- **Reading text**
● ● ● ●
CHESSNOID

Random Noid Musings

Subscription Options

Professor advises underwater homeowners to walk away from mortgages

Posted on Dec 3, 2009 by CHESSNOID in Bailout, Current Events, Economy, Foreclosures, Homeless, Recession, housing bust, housing market | 4 Comments

I blogged about jingle mail and walking away from a bad mortgage or investment a few times.  I see in the L.A Times a law professor teaching some useful information and educating people about foreclosures.  I reprinted the whole thing here because I personally agree with him.

Los Angeles Times:

Professor advises underwater homeowners to walk away from mortgages


Brent T. White, a University of Arizona law school professor, says that it’s in the homeowners’ best financial interest to stiff their lenders and that it’s not immoral to do so.

By Kenneth R. Harney

November 29, 2009

Reporting from Washington

Go ahead. Break the chains. Stop paying on your mortgage if you owe more than the house is worth. And most important: Don’t feel guilty about it. Don’t think you’re doing something morally wrong.

That’s the incendiary core message of a new academic paper by Brent T. White, a University of Arizona law school professor, titled “Underwater and Not Walking Away: Shame, Fear and the Social Management of the Housing Crisis.”

White contends that far more of the estimated 15 million U.S. homeowners who are underwater on their mortgages should stiff their lenders and take a hike.

Doing so, he suggests, could save some of them hundreds of thousands of dollars that they “have no reasonable prospect of recouping” in the years ahead. Plus the penalties are nowhere near as painful or long-lasting as they might assume, he says.

“Homeowners should be walking away in droves,” White said. “But they aren’t. And it’s not because the financial costs of foreclosure outweigh the benefits.”

Sure, credit scores get whacked when you walk away, he acknowledges. But as long as you stay current with other creditors, “one can have a good credit rating again — meaning above 660 — within two years after a foreclosure.”

Better yet, homeowners can default “strategically”: Buy all the major items they’ll need for the next couple of years — a new car, even a new house — just before they pull the plug on their current mortgage lender.

“Most individuals should be able to plan in advance for a few years of limited credit,” White said, with minimal disruptions to their lifestyles.
● ● ● ●
- **Stated problem**
Echo a passage from the mortgage article word for word, starting with "Reporting from Washington" and going on through "something morally wrong.".
● ● ● ●
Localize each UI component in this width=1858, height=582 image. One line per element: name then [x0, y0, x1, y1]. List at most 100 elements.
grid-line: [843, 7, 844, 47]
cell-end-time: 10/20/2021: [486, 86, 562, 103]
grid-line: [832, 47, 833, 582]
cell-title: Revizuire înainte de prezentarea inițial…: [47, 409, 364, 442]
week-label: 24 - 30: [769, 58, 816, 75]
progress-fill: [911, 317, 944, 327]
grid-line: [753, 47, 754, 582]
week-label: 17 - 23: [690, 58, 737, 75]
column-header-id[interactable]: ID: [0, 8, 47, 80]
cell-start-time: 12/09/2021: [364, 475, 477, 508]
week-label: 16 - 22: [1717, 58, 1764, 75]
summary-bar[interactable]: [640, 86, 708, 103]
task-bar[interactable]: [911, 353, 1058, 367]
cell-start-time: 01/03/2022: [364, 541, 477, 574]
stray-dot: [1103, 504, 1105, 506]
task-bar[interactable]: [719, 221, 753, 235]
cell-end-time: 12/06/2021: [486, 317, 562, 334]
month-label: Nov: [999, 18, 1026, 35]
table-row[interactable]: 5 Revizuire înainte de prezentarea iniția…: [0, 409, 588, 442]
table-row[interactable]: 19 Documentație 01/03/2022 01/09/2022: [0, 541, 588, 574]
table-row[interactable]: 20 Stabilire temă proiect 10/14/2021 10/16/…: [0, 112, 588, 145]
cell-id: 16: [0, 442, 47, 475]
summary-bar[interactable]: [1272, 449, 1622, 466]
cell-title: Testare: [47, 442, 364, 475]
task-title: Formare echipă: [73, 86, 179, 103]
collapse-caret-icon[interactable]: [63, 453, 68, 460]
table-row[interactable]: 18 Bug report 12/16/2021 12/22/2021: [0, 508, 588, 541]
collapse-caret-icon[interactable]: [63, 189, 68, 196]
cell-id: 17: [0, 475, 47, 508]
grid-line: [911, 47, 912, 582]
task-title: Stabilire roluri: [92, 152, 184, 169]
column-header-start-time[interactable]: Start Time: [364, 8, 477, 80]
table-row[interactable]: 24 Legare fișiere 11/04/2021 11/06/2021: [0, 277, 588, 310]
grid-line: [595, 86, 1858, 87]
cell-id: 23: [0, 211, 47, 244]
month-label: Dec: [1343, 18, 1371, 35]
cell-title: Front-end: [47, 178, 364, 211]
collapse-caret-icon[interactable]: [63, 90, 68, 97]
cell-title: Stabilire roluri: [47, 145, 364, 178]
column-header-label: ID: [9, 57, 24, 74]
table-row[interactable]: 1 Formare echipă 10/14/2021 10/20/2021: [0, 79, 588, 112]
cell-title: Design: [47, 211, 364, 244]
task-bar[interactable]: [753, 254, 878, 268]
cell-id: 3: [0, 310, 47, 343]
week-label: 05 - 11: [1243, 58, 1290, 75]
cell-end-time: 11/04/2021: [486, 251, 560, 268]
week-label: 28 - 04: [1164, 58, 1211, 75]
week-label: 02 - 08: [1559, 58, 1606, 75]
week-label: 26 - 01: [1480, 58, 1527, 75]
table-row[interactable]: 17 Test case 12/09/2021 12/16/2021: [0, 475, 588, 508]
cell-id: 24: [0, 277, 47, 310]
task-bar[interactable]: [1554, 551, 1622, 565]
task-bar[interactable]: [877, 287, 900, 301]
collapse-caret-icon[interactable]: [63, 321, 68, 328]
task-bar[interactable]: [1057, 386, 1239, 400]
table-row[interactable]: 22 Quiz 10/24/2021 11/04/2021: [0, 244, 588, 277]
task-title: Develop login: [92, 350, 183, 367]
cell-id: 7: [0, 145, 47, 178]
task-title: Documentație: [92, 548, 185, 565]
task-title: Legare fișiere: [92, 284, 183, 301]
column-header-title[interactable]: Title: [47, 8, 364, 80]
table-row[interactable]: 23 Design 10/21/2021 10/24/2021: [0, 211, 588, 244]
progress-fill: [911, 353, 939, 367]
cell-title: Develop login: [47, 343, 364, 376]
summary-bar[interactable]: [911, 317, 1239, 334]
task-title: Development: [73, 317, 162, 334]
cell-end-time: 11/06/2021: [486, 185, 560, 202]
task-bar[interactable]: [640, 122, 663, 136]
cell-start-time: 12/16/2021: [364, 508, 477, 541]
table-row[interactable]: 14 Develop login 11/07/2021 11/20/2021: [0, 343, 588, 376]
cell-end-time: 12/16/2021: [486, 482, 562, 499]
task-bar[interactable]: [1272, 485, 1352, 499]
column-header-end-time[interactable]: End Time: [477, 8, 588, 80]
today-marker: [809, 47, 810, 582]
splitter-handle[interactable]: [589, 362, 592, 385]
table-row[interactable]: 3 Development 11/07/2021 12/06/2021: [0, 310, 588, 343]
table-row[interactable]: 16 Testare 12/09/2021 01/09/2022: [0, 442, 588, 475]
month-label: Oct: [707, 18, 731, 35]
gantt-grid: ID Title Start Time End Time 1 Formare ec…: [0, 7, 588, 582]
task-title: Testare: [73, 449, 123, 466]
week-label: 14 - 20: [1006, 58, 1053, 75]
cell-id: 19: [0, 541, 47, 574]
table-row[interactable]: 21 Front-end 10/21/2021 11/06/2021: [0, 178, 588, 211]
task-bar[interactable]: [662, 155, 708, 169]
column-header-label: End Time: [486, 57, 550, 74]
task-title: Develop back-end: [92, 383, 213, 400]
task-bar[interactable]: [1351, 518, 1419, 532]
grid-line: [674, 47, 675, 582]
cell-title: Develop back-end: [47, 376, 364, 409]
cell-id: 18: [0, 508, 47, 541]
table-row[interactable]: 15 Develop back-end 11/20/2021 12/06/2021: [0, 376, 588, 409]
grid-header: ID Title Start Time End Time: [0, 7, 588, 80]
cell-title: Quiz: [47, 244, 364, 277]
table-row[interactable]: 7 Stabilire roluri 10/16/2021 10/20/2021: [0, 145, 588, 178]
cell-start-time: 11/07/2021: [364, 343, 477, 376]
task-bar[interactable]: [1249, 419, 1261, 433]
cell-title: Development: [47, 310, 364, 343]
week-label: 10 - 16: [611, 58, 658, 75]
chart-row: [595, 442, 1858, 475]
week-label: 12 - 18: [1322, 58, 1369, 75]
● ● ● ●
- **Result for this exercise**
Reporting from Washington

Go ahead. Break the chains. Stop paying on your mortgage if you owe more than the house is worth. And most important: Don’t feel guilty about it. Don’t think you’re doing something morally wrong.